» TASK TO CARRY OUT:
Look for the word "title" in the entries below, then copy every line that has it.

>> START DATASET ROWS

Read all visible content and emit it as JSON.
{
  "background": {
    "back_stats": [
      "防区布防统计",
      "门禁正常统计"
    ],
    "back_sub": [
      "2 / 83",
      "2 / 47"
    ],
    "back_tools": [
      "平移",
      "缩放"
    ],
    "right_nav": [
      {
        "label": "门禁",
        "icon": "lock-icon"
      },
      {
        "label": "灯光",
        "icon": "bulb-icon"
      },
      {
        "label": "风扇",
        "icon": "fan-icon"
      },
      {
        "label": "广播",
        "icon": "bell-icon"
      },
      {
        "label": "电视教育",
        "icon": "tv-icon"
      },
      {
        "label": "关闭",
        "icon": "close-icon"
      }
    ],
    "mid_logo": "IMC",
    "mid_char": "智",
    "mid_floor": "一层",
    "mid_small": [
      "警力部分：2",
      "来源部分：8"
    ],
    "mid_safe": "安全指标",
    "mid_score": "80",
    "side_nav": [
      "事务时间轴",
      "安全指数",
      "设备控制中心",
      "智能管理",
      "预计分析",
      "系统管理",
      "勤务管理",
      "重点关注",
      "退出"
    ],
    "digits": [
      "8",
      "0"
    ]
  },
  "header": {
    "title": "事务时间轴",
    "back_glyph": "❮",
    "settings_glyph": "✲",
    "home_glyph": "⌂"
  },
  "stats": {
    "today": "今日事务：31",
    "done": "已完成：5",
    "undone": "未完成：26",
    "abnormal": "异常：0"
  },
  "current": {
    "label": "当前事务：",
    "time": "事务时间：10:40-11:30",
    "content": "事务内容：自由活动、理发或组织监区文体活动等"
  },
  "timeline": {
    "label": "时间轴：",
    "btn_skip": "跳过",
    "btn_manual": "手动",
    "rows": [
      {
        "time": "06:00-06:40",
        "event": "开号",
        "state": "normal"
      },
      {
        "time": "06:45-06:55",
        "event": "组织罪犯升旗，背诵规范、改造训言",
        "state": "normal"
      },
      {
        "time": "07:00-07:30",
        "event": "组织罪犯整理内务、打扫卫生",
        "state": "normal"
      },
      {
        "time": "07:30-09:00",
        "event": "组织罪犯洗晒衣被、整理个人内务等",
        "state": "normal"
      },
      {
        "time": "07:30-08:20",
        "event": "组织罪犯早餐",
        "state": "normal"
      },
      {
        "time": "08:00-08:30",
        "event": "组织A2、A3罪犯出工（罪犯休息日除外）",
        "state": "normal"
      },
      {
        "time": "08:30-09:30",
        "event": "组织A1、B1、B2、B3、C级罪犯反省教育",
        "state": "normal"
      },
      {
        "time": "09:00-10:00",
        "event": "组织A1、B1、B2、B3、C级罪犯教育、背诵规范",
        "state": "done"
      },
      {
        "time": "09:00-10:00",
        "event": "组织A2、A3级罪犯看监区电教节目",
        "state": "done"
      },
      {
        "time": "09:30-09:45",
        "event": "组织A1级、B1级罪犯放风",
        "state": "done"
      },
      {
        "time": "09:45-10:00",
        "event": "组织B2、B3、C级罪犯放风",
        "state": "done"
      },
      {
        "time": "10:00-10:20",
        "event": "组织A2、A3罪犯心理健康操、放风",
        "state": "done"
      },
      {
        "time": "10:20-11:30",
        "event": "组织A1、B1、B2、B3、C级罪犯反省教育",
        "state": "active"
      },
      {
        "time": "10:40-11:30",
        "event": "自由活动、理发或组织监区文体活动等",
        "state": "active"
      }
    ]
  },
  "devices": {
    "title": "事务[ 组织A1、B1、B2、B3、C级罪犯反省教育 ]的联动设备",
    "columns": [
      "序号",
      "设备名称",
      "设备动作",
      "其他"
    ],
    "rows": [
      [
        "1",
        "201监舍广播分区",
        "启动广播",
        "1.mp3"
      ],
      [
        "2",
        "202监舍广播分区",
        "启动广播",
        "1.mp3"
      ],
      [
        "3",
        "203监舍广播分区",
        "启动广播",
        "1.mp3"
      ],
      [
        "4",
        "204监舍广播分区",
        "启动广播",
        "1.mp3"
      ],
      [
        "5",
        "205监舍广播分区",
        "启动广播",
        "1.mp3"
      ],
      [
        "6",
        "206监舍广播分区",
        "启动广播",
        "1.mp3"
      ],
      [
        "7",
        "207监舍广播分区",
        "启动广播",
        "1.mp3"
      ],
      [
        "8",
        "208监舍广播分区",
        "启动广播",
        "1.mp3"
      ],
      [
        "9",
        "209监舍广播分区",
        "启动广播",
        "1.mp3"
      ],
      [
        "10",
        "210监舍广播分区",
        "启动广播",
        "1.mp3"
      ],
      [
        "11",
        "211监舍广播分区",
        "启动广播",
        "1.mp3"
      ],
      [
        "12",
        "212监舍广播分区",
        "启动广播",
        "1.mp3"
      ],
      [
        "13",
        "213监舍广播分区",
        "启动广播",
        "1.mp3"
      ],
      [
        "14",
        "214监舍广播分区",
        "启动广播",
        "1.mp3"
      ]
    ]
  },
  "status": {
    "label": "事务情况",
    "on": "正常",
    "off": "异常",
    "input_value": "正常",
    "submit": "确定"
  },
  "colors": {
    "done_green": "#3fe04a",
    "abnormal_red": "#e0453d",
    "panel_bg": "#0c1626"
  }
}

>> END DATASET ROWS

» SOLVED PROBLEM:
    "title": "事务时间轴",
    "title": "事务[ 组织A1、B1、B2、B3、C级罪犯反省教育 ]的联动设备",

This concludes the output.